Dataset records:

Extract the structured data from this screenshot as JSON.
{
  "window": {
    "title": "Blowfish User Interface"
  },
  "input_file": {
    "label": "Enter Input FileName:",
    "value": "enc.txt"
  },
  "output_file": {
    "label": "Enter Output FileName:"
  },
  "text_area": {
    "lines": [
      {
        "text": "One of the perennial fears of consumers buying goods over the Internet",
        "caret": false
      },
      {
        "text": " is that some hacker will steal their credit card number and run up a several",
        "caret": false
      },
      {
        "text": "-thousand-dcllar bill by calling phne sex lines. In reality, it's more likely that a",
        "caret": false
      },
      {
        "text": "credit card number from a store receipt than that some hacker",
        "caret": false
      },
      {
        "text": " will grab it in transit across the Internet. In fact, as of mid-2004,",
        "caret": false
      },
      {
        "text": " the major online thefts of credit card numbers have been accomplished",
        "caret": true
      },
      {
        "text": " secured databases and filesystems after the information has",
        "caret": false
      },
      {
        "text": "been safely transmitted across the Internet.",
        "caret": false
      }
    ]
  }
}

STATED GOAL — Copy out each line that contains the word "card".

ANSWER TO THIS EXERCISE —
        "text": " is that some hacker will steal their credit card number and run up a several",
        "text": "credit card number from a store receipt than that some hacker",
        "text": " the major online thefts of credit card numbers have been accomplished",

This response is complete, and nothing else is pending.